Records:
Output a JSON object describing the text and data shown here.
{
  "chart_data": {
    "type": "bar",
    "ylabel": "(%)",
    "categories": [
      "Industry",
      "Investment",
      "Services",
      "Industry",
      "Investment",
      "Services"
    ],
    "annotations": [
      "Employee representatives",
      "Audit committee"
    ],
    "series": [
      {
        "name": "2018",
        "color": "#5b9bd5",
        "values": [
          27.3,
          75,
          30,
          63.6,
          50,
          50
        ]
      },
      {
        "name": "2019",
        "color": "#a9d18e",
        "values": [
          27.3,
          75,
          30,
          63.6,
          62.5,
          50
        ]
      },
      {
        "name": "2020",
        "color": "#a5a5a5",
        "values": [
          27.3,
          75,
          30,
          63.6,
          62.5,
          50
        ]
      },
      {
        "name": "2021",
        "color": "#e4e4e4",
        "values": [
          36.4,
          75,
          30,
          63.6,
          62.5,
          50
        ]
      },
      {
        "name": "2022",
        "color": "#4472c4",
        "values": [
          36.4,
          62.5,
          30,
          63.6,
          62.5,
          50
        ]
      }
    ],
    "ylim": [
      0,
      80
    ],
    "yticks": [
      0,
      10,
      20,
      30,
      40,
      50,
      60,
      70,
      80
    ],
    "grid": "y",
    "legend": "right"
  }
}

To do: Read the data above and count the lines that include "color". Answer only with the count.

Task output: 5